## TEXT EXTRACT
::::::::
If there is one universal truth nobody contends, it’s that beautiful people are dumb. They don’t need to study or read because everything gets handed to them on a silver platter. While the fat chicks are at home learning to be funny and the nerds are reading science textbooks …

If there is one universal truth nobody contends, it’s that beautiful people are dumb. They don’t need to study or read because everything gets handed to them on a silver platter. While the fat chicks are at home learning to be funny and the nerds are reading science textbooks learning to be smart, the beautiful people are out partying because beautiful people are invited to everything.
The problem with that is the notion that people are driven to books and humor and other non-aesthetic pursuits because of their lack of aesthetic appeal. If you’re not funny you can’t learn to become funny when you put on some weight. Nerds like science because they were born smart, not because they’re sitting in a room full of smart books with nothing better to do. People read because they’re interested. Is someone constantly saying, “Hey, you’re gorgeous, stop being curious about the world and come to this soiree”? No. There aren’t enough soirees in the day. So why are pretty girls (and men, beeteedubs — this used to be a strictly female phenomenon, but now that men can be models, they’re considered dumb too) — rather, why are blondes so stupid?
Here’s the deal: They aren’t. We just remember when they are because we expect more out of them. We’ve seen Humphrey Bogart and Marilyn Monroe and every movie star since be dynamic on screen so when an attractive person doesn’t dazzle us, we register our disappointment as a big, pissed off “idiot” in our brains forever. Everyone is pretty much dumb. If you were to close your eyes and randomly pick an American from any state in the union, you would be shocked at how dumb they are. Beautiful people reflect this statistic. They have an average IQ of about 100. You just register their stupidity more than you register the zit-faced teenager who packs your groceries or the old lady who sits next to you on the bus. Also, it doesn’t help that our inherent jealousy gets a real kick out of seeing them fail. That really drives it into the memory banks.
::::::::
## STATED EXERCISE A
Output the listing as a Markdown table with the columns "Row" and "Line", from the start of the listing up to and including the line with "section-heading-dual-led-model: （三）政府和村集体双主导型模式 <box>177", and leave out blank lines.
The essay has no connection to the listing that comes after it.

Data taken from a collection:
::::::::
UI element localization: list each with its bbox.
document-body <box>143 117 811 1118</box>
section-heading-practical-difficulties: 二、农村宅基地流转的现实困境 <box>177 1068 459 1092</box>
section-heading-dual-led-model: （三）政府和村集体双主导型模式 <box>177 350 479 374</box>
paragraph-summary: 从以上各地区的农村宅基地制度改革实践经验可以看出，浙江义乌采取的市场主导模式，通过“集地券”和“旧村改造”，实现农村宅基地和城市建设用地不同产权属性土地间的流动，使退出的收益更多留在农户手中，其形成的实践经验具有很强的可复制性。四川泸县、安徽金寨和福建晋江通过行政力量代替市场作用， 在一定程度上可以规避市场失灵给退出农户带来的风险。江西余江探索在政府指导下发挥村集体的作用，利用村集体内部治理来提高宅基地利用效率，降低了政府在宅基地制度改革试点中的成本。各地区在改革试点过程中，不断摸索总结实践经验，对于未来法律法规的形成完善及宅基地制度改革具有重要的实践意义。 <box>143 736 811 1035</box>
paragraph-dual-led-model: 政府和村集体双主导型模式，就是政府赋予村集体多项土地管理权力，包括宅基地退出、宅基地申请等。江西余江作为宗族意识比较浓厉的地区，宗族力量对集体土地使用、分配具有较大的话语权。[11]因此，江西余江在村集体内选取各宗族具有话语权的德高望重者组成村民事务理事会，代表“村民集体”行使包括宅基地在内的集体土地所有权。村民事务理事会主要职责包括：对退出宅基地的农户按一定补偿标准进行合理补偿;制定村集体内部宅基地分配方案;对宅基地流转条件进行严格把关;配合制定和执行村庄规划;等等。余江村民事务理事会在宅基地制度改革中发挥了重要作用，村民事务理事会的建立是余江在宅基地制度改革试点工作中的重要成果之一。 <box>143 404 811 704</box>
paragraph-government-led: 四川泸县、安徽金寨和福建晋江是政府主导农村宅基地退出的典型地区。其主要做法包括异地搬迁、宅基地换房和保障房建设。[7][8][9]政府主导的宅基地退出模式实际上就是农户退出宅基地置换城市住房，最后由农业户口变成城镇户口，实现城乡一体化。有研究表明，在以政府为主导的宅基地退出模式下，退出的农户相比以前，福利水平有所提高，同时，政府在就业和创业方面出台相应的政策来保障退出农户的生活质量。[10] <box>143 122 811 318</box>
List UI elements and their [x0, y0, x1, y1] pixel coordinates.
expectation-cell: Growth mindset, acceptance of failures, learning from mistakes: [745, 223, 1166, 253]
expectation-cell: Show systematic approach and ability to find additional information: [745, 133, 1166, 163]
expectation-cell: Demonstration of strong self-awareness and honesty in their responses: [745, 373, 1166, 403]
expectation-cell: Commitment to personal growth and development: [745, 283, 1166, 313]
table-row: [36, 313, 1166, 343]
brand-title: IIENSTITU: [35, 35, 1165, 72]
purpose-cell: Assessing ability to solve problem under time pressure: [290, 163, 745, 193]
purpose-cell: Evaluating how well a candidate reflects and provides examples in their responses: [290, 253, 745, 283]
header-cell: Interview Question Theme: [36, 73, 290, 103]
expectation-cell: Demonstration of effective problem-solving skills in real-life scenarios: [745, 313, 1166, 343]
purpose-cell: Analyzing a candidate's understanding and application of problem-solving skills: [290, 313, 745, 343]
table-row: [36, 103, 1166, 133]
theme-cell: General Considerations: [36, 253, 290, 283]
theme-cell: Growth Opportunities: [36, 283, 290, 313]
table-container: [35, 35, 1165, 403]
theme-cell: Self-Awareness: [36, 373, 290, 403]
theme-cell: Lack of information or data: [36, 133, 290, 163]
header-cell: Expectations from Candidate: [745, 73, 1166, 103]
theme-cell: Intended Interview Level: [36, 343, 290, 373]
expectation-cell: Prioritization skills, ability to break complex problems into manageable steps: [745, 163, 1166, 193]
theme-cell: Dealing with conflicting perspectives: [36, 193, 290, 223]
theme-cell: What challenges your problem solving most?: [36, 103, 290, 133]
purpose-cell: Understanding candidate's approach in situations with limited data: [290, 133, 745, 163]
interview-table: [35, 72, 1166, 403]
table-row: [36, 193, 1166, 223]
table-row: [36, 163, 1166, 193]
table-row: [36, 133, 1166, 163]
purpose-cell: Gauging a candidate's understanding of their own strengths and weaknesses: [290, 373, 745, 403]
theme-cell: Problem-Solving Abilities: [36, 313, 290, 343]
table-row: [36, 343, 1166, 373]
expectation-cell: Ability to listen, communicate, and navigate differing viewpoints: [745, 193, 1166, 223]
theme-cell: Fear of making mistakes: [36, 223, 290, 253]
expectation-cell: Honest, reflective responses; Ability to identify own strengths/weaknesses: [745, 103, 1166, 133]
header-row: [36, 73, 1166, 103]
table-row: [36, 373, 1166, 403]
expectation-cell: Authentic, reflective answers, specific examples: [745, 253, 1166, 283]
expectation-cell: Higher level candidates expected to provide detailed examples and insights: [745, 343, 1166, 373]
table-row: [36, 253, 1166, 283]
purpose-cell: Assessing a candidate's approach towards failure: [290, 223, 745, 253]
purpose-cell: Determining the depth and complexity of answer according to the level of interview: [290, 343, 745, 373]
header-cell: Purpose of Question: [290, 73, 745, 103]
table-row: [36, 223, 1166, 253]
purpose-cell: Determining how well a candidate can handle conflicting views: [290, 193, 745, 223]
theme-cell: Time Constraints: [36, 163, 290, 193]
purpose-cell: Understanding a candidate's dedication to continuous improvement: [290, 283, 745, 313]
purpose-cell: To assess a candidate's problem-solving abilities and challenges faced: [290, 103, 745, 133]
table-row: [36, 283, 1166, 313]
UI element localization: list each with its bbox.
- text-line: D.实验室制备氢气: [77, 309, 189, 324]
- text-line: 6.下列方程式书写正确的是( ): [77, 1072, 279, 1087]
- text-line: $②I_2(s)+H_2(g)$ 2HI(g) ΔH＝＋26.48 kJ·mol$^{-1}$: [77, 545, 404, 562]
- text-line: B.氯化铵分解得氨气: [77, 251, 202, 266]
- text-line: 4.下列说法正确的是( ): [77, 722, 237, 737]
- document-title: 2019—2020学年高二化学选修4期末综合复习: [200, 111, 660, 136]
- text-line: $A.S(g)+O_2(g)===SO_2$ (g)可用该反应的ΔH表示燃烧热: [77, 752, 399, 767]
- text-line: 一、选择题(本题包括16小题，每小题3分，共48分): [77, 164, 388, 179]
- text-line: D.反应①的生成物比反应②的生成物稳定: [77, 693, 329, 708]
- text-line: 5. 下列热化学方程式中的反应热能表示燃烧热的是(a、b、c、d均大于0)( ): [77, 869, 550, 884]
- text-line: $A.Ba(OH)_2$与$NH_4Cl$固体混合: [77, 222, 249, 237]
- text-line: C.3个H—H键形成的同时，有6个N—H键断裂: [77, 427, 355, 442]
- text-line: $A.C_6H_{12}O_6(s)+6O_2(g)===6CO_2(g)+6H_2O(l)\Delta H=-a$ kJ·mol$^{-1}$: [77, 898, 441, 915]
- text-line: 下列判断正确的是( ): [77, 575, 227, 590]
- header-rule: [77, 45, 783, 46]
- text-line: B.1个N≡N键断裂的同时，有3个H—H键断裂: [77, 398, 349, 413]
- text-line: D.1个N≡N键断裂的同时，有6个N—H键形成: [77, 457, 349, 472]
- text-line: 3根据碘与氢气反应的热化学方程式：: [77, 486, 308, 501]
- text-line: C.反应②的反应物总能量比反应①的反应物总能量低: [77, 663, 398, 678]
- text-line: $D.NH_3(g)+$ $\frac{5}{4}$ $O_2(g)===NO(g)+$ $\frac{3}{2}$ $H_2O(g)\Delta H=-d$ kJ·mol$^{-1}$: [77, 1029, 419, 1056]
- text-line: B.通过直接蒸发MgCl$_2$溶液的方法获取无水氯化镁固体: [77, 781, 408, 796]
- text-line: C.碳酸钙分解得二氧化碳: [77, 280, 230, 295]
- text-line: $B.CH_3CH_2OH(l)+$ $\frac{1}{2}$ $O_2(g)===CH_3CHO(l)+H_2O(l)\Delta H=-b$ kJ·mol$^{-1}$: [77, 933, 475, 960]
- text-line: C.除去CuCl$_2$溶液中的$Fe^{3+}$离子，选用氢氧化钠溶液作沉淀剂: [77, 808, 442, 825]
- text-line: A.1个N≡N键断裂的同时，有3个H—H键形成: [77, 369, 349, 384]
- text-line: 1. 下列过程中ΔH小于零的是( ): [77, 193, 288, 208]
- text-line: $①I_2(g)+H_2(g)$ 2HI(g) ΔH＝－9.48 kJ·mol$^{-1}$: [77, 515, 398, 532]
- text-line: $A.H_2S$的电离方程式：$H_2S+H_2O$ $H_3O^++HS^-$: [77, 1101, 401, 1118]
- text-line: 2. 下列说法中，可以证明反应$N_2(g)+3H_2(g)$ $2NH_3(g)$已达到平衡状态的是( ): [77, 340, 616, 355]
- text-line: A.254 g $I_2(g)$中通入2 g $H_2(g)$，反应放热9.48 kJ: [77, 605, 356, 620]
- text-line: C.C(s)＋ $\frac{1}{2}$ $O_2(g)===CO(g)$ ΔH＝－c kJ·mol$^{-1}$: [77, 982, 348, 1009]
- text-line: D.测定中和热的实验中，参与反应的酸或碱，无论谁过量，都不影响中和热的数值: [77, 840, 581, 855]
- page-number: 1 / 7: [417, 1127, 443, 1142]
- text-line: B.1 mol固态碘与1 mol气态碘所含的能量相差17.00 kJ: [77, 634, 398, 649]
::::::::
## STATED EXERCISE B
According to the essay on beautiful people, what is their average IQ?

## REPLY A
| Row | Line |
|---|---|
| 1 | UI element localization: list each with its bbox. |
| 2 | document-body <box>143 117 811 1118</box> |
| 3 | section-heading-practical-difficulties: 二、农村宅基地流转的现实困境 <box>177 1068 459 1092</box> |
| 4 | section-heading-dual-led-model: （三）政府和村集体双主导型模式 <box>177 350 479 374</box> |

## REPLY B
About 100.